begin Data entries
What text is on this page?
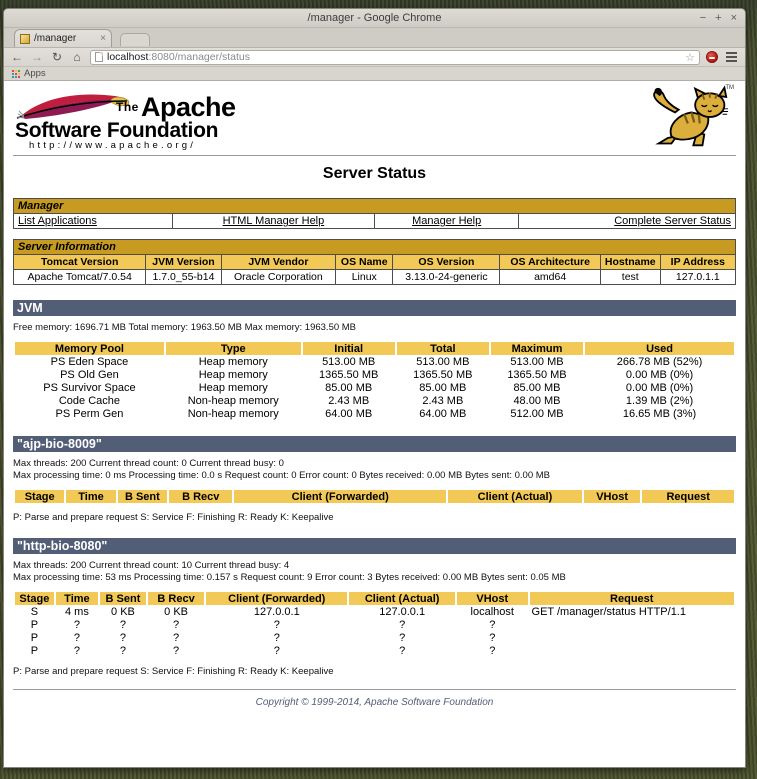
/manager - Google Chrome	− + ×
/manager	×
← → ↻ ⌂	localhost:8080/manager/status	☆
Apps
The Apache
Software Foundation
http://www.apache.org/
TM
Server Status
Manager
List Applications	HTML Manager Help	Manager Help	Complete Server Status
Server Information							
Tomcat Version	JVM Version	JVM Vendor	OS Name	OS Version	OS Architecture	Hostname	IP Address
Apache Tomcat/7.0.54	1.7.0_55-b14	Oracle Corporation	Linux	3.13.0-24-generic	amd64	test	127.0.1.1
JVM
Free memory: 1696.71 MB Total memory: 1963.50 MB Max memory: 1963.50 MB
Memory Pool	Type	Initial	Total	Maximum	Used
PS Eden Space	Heap memory	513.00 MB	513.00 MB	513.00 MB	266.78 MB (52%)
PS Old Gen	Heap memory	1365.50 MB	1365.50 MB	1365.50 MB	0.00 MB (0%)
PS Survivor Space	Heap memory	85.00 MB	85.00 MB	85.00 MB	0.00 MB (0%)
Code Cache	Non-heap memory	2.43 MB	2.43 MB	48.00 MB	1.39 MB (2%)
PS Perm Gen	Non-heap memory	64.00 MB	64.00 MB	512.00 MB	16.65 MB (3%)
"ajp-bio-8009"
Max threads: 200 Current thread count: 0 Current thread busy: 0
Max processing time: 0 ms Processing time: 0.0 s Request count: 0 Error count: 0 Bytes received: 0.00 MB Bytes sent: 0.00 MB
Stage	Time	B Sent	B Recv	Client (Forwarded)	Client (Actual)	VHost	Request
P: Parse and prepare request S: Service F: Finishing R: Ready K: Keepalive
"http-bio-8080"
Max threads: 200 Current thread count: 10 Current thread busy: 4
Max processing time: 53 ms Processing time: 0.157 s Request count: 9 Error count: 3 Bytes received: 0.00 MB Bytes sent: 0.05 MB
Stage	Time	B Sent	B Recv	Client (Forwarded)	Client (Actual)	VHost	Request
S	4 ms	0 KB	0 KB	127.0.0.1	127.0.0.1	localhost	GET /manager/status HTTP/1.1
P	?	?	?	?	?	?	
P	?	?	?	?	?	?	
P	?	?	?	?	?	?	
P: Parse and prepare request S: Service F: Finishing R: Ready K: Keepalive
Copyright © 1999-2014, Apache Software Foundation
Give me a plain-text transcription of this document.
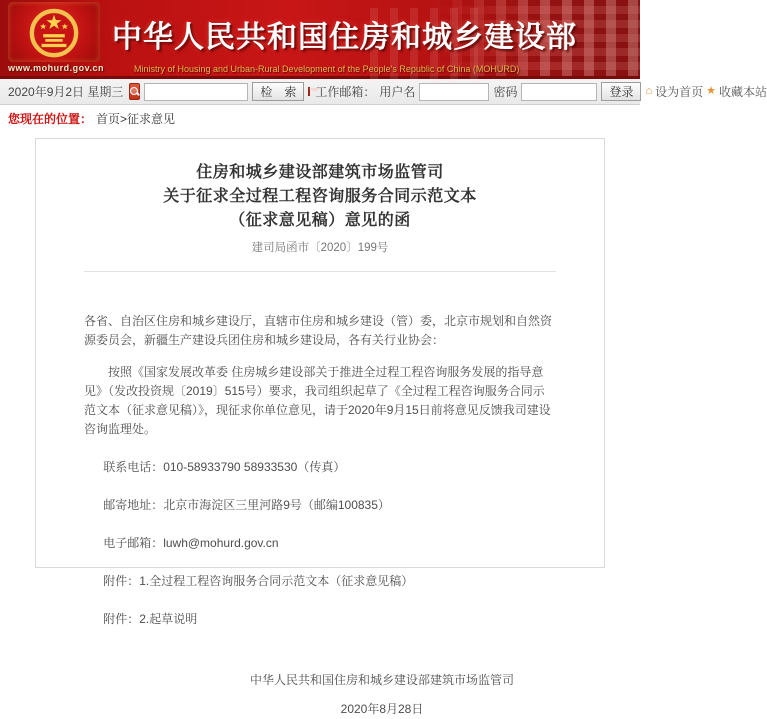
www.mohurd.gov.cn
中华人民共和国住房和城乡建设部
Ministry of Housing and Urban-Rural Development of the People's Republic of China (MOHURD)
2020年9月2日 星期三	检　索	工作邮箱： 用户名	密码	登录	⌂ 设为首页 ★ 收藏本站
您现在的位置： 首页>征求意见
住房和城乡建设部建筑市场监管司
关于征求全过程工程咨询服务合同示范文本
（征求意见稿）意见的函
建司局函市〔2020〕199号
各省、自治区住房和城乡建设厅，直辖市住房和城乡建设（管）委，北京市规划和自然资源委员会，新疆生产建设兵团住房和城乡建设局，各有关行业协会：
按照《国家发展改革委 住房城乡建设部关于推进全过程工程咨询服务发展的指导意见》（发改投资规〔2019〕515号）要求，我司组织起草了《全过程工程咨询服务合同示范文本（征求意见稿）》，现征求你单位意见，请于2020年9月15日前将意见反馈我司建设咨询监理处。
联系电话：010-58933790 58933530（传真）
邮寄地址：北京市海淀区三里河路9号（邮编100835）
电子邮箱：luwh@mohurd.gov.cn
附件：1.全过程工程咨询服务合同示范文本（征求意见稿）
附件：2.起草说明
中华人民共和国住房和城乡建设部建筑市场监管司
2020年8月28日
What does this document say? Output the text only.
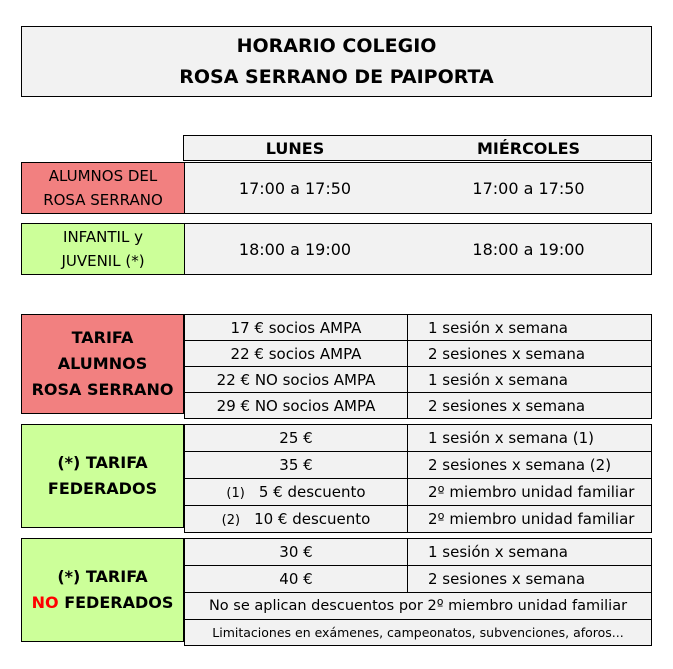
HORARIO COLEGIO
ROSA SERRANO DE PAIPORTA
LUNES	MIÉRCOLES
ALUMNOS DEL
ROSA SERRANO
17:00 a 17:50	17:00 a 17:50
INFANTIL y
JUVENIL (*)
18:00 a 19:00	18:00 a 19:00
TARIFA
ALUMNOS
ROSA SERRANO
17 € socios AMPA	1 sesión x semana
22 € socios AMPA	2 sesiones x semana
22 € NO socios AMPA	1 sesión x semana
29 € NO socios AMPA	2 sesiones x semana
(*) TARIFA
FEDERADOS
25 €	1 sesión x semana (1)
35 €	2 sesiones x semana (2)
(1) 5 € descuento	2º miembro unidad familiar
(2) 10 € descuento	2º miembro unidad familiar
(*) TARIFA
NO FEDERADOS
30 €	1 sesión x semana
40 €	2 sesiones x semana
No se aplican descuentos por 2º miembro unidad familiar	
Limitaciones en exámenes, campeonatos, subvenciones, aforos...	
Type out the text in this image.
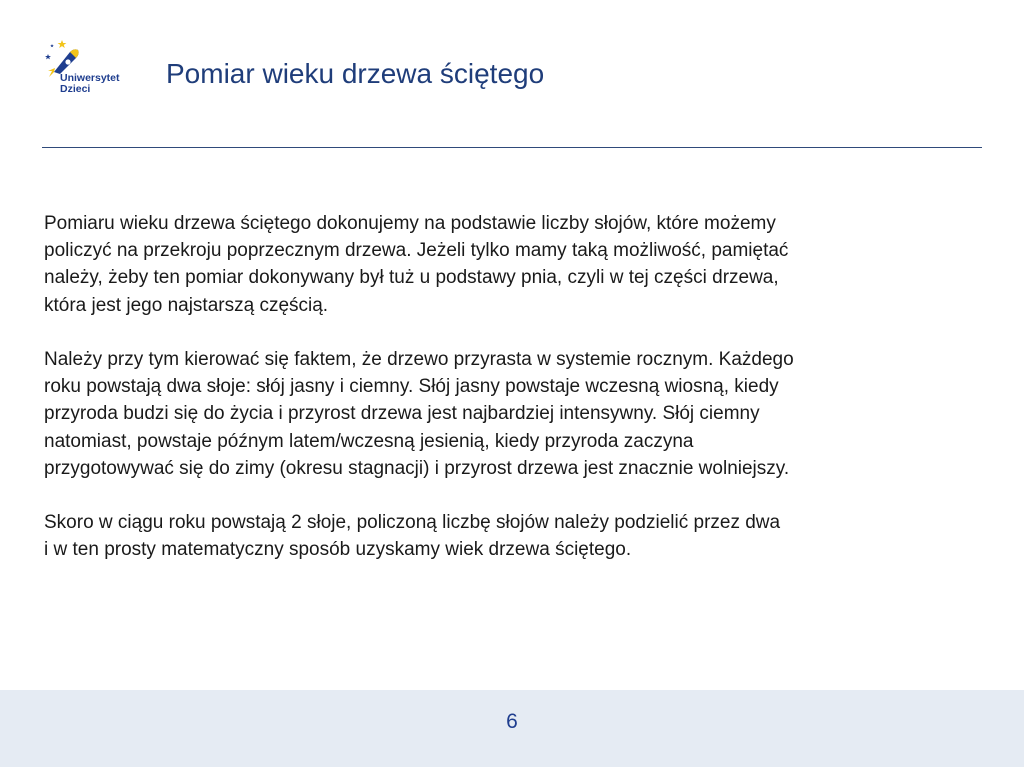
Uniwersytet
Dzieci	Pomiar wieku drzewa ściętego

Pomiaru wieku drzewa ściętego dokonujemy na podstawie liczby słojów, które możemy
policzyć na przekroju poprzecznym drzewa. Jeżeli tylko mamy taką możliwość, pamiętać
należy, żeby ten pomiar dokonywany był tuż u podstawy pnia, czyli w tej części drzewa,
która jest jego najstarszą częścią.

Należy przy tym kierować się faktem, że drzewo przyrasta w systemie rocznym. Każdego
roku powstają dwa słoje: słój jasny i ciemny. Słój jasny powstaje wczesną wiosną, kiedy
przyroda budzi się do życia i przyrost drzewa jest najbardziej intensywny. Słój ciemny
natomiast, powstaje późnym latem/wczesną jesienią, kiedy przyroda zaczyna
przygotowywać się do zimy (okresu stagnacji) i przyrost drzewa jest znacznie wolniejszy.

Skoro w ciągu roku powstają 2 słoje, policzoną liczbę słojów należy podzielić przez dwa
i w ten prosty matematyczny sposób uzyskamy wiek drzewa ściętego.

6
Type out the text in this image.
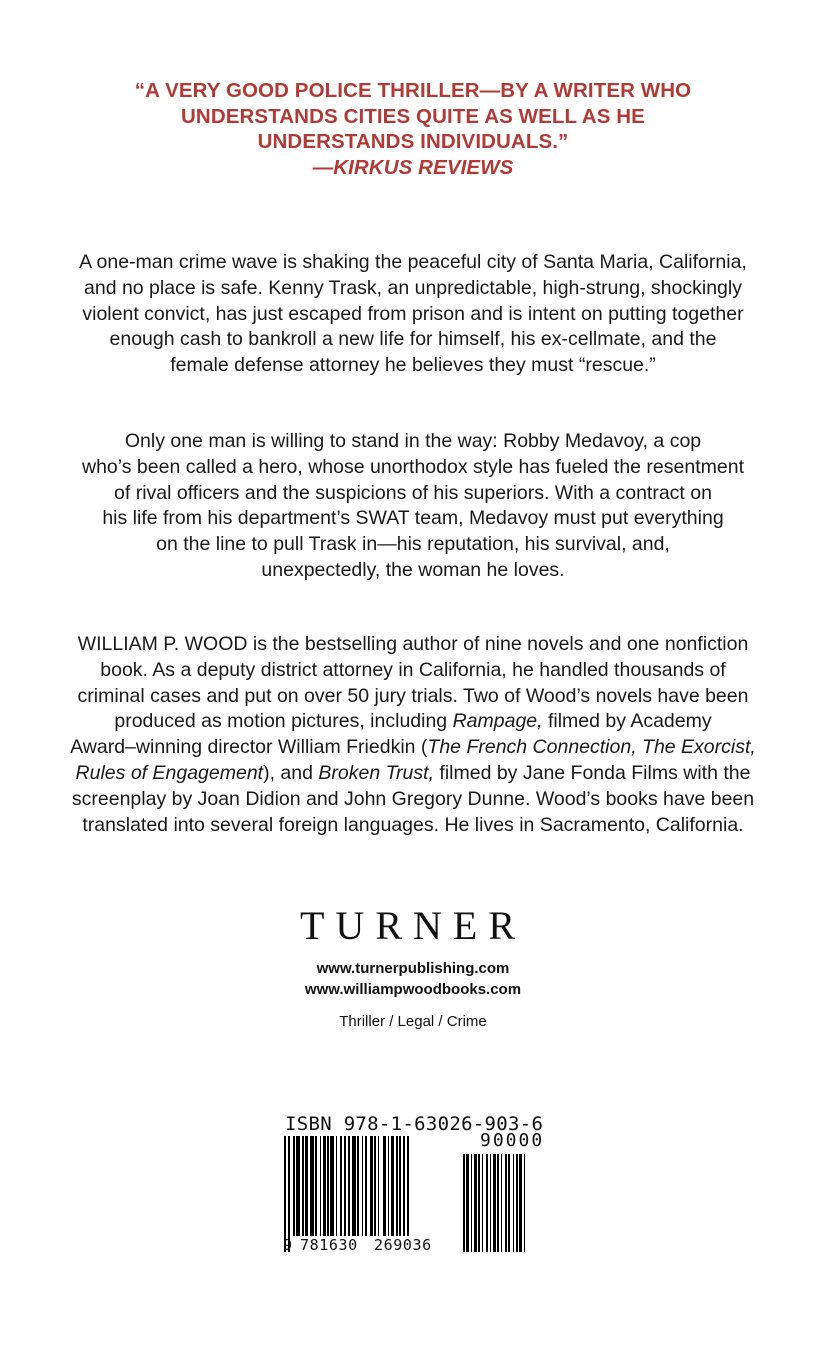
“A VERY GOOD POLICE THRILLER—BY A WRITER WHO
UNDERSTANDS CITIES QUITE AS WELL AS HE
UNDERSTANDS INDIVIDUALS.”
—KIRKUS REVIEWS
A one-man crime wave is shaking the peaceful city of Santa Maria, California,
and no place is safe. Kenny Trask, an unpredictable, high-strung, shockingly
violent convict, has just escaped from prison and is intent on putting together
enough cash to bankroll a new life for himself, his ex-cellmate, and the
female defense attorney he believes they must “rescue.”
Only one man is willing to stand in the way: Robby Medavoy, a cop
who’s been called a hero, whose unorthodox style has fueled the resentment
of rival officers and the suspicions of his superiors. With a contract on
his life from his department’s SWAT team, Medavoy must put everything
on the line to pull Trask in—his reputation, his survival, and,
unexpectedly, the woman he loves.
WILLIAM P. WOOD is the bestselling author of nine novels and one nonfiction
book. As a deputy district attorney in California, he handled thousands of
criminal cases and put on over 50 jury trials. Two of Wood’s novels have been
produced as motion pictures, including Rampage, filmed by Academy
Award–winning director William Friedkin (The French Connection, The Exorcist,
Rules of Engagement), and Broken Trust, filmed by Jane Fonda Films with the
screenplay by Joan Didion and John Gregory Dunne. Wood’s books have been
translated into several foreign languages. He lives in Sacramento, California.
TURNER
www.turnerpublishing.com
www.williampwoodbooks.com
Thriller / Legal / Crime
ISBN 978-1-63026-903-6
90000
9 781630 269036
end Data entries
Aim = Tell how many lines in the records above contain "attorney", giving the number and no other words.

Complete response = 2